## SUPPLIED DATA:
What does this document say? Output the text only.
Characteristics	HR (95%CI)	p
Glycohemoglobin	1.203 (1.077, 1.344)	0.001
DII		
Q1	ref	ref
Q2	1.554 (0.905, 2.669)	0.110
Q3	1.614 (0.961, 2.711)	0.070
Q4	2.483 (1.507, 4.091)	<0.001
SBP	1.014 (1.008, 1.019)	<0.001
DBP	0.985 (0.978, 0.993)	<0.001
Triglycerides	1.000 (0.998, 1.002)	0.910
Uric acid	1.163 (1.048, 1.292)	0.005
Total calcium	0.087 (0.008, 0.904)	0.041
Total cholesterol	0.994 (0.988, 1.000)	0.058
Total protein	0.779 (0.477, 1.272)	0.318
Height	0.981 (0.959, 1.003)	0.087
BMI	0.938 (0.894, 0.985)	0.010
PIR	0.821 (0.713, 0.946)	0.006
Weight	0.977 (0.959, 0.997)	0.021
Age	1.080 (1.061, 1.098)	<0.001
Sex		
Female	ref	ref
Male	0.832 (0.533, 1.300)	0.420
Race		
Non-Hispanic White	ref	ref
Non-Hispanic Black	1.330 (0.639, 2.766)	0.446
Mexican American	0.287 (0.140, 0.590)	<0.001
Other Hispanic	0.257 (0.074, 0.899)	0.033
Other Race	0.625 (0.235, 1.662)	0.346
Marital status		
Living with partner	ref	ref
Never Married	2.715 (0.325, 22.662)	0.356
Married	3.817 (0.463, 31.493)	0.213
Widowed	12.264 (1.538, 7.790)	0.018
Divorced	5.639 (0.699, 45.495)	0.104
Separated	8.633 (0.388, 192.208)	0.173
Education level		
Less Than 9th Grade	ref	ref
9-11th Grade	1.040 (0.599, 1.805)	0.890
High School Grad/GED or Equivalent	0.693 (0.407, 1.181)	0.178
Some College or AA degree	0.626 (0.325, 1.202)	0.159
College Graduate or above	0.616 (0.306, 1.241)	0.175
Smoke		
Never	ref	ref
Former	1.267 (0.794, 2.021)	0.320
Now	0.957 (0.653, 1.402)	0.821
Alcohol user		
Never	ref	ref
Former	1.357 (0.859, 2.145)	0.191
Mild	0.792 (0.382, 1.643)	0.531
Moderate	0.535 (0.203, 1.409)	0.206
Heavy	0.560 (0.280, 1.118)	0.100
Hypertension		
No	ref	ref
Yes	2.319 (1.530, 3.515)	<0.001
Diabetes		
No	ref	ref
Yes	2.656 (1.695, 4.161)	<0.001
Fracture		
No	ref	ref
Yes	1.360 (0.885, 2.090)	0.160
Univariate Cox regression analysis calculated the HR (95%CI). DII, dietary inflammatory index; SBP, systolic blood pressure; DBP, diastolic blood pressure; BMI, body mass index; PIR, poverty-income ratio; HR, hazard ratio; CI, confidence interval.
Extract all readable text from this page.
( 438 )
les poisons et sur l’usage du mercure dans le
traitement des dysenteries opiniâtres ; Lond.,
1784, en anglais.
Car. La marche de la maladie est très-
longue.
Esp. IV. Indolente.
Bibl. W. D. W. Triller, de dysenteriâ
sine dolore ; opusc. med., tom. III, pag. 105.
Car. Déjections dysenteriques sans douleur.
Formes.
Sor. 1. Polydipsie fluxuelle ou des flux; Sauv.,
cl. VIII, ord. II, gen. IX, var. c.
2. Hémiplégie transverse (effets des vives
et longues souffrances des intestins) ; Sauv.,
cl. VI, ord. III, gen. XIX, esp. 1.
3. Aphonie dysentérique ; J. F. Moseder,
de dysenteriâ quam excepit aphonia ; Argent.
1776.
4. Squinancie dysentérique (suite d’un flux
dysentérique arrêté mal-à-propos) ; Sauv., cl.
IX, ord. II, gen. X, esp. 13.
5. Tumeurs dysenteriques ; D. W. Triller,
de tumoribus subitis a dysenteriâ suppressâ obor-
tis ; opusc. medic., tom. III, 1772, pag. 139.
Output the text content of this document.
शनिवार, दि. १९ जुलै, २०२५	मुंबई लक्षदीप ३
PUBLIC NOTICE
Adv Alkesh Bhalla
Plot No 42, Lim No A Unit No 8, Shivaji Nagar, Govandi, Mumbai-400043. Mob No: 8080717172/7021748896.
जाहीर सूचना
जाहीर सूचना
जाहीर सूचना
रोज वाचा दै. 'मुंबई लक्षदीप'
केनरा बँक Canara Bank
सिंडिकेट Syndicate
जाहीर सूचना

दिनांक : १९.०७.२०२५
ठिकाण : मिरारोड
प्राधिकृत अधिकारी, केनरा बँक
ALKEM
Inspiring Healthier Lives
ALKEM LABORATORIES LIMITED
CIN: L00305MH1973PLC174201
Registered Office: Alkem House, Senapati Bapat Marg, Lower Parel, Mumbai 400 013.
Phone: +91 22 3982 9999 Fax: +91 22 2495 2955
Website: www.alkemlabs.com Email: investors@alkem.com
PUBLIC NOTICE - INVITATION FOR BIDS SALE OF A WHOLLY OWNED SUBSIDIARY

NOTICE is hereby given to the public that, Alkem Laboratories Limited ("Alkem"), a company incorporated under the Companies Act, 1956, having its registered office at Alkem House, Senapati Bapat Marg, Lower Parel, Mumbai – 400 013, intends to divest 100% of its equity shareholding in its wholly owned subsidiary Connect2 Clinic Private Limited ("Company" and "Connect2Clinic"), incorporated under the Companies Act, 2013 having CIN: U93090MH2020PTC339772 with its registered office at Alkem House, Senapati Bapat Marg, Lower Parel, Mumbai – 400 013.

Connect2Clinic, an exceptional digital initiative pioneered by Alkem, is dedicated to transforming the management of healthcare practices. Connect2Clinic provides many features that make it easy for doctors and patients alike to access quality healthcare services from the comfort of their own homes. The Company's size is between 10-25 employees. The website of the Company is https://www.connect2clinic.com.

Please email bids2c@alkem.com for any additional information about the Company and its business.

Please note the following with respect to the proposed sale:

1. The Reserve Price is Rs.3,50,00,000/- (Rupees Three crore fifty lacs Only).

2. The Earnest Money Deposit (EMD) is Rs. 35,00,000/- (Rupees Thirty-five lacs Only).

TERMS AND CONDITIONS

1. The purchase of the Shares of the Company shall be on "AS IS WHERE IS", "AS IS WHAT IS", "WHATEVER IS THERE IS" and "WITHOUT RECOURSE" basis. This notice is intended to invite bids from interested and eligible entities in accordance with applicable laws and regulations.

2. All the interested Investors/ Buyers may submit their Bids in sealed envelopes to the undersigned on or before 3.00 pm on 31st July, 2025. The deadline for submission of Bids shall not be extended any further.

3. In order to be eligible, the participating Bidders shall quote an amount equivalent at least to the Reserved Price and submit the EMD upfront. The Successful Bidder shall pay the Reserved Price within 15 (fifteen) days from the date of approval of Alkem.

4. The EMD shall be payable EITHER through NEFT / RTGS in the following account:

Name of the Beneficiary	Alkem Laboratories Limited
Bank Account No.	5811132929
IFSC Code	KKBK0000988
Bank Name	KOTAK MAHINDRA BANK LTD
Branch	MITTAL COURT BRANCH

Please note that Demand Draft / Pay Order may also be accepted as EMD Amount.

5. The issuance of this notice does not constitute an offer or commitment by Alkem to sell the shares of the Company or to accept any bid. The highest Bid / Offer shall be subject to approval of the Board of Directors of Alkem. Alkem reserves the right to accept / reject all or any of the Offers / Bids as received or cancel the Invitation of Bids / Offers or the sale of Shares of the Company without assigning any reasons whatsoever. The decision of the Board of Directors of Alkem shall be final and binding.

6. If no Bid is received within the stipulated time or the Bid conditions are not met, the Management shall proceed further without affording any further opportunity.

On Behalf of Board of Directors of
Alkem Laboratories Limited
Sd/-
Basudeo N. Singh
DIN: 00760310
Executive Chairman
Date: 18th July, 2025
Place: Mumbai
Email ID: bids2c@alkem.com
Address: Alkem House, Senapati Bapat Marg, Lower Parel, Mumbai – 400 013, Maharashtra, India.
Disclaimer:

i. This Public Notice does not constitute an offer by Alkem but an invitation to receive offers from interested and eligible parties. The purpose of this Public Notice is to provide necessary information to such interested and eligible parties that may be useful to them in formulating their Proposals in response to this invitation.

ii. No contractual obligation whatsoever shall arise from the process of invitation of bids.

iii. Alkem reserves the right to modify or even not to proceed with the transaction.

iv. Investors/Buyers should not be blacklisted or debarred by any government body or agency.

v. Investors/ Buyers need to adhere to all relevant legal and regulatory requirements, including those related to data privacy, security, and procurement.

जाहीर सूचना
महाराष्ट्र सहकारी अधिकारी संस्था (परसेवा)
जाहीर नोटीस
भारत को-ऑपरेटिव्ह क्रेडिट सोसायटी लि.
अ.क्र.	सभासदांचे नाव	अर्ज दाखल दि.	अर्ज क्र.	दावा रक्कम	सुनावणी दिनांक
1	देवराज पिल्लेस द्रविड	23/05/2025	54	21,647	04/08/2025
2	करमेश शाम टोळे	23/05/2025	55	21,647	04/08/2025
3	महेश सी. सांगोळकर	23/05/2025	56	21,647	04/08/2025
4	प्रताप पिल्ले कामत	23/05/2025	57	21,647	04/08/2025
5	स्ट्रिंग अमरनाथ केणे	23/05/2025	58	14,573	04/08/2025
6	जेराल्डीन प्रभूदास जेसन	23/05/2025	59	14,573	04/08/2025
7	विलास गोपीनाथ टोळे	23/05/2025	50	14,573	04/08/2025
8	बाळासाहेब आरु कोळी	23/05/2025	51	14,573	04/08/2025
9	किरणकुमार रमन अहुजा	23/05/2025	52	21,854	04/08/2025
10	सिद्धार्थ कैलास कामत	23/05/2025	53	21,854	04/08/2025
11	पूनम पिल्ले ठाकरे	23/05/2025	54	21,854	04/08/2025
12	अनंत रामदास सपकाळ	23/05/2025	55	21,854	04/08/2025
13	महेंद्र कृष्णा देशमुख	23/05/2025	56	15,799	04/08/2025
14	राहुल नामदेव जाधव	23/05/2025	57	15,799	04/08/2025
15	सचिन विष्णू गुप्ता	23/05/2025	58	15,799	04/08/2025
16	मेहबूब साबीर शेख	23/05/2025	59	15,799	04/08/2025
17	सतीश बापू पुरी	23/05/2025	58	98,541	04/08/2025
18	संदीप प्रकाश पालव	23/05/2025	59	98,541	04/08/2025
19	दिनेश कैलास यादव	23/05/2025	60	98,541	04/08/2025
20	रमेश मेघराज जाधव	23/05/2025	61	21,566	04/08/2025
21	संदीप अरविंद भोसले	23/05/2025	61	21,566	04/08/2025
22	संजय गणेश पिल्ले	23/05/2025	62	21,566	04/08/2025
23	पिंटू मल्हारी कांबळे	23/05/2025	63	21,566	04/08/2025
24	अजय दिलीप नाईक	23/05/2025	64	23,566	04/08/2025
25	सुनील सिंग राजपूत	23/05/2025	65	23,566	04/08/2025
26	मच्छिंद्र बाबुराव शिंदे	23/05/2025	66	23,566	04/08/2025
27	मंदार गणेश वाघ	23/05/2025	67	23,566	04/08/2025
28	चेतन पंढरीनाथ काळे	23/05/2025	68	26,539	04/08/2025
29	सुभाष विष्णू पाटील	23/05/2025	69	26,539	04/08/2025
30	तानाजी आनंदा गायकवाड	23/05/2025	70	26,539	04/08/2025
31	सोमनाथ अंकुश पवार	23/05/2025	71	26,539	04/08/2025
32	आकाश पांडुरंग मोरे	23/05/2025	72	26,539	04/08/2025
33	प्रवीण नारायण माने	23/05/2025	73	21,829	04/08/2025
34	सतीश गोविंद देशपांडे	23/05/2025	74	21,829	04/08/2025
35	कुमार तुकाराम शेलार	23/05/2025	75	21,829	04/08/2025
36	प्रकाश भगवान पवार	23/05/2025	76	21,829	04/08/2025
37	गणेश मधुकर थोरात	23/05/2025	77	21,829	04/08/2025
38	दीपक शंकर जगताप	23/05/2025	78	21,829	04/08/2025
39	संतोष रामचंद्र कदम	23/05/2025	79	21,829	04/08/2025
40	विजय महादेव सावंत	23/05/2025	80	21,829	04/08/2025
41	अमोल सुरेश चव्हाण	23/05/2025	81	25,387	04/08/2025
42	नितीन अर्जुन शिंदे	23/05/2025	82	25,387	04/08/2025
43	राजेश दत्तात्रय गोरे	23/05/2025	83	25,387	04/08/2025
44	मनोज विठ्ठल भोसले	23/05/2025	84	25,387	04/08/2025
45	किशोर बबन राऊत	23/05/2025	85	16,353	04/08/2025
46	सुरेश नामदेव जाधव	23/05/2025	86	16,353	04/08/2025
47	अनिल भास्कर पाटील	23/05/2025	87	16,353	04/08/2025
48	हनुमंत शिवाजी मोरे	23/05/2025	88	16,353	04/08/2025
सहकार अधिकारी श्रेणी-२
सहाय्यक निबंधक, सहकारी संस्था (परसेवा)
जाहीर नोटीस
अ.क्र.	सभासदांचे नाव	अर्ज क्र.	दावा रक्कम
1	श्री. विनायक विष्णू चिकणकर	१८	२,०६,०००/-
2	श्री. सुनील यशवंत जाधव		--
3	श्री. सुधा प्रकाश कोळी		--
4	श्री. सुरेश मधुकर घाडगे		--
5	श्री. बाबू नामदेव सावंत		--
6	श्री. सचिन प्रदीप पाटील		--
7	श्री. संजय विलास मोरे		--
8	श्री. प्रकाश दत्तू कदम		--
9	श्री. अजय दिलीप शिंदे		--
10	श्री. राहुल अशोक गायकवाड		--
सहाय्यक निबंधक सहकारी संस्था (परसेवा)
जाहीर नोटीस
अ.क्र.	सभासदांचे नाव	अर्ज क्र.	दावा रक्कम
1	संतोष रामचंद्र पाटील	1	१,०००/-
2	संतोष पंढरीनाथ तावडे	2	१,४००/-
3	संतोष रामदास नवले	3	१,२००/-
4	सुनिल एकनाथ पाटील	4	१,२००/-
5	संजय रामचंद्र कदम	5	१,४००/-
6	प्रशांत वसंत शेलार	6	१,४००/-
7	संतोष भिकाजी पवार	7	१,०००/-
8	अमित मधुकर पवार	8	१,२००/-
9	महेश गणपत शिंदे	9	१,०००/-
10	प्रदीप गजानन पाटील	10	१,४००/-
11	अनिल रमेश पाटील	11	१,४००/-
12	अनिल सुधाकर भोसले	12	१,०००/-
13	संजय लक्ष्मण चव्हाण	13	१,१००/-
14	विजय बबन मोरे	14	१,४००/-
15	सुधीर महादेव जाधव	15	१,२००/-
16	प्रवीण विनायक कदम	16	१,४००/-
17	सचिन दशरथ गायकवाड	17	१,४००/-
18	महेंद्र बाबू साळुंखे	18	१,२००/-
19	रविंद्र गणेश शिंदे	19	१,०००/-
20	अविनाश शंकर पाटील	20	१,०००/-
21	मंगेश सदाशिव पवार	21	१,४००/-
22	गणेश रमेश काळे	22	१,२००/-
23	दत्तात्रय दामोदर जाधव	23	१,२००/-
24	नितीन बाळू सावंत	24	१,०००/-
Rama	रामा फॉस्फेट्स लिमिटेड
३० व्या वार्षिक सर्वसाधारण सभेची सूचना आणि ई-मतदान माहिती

## YOUR OBJECTIVE:
Scan the material above for the word "Other", and copy each line where it appears.

## ANSWER SECTION:
Other Hispanic	0.257 (0.074, 0.899)	0.033
Other Race	0.625 (0.235, 1.662)	0.346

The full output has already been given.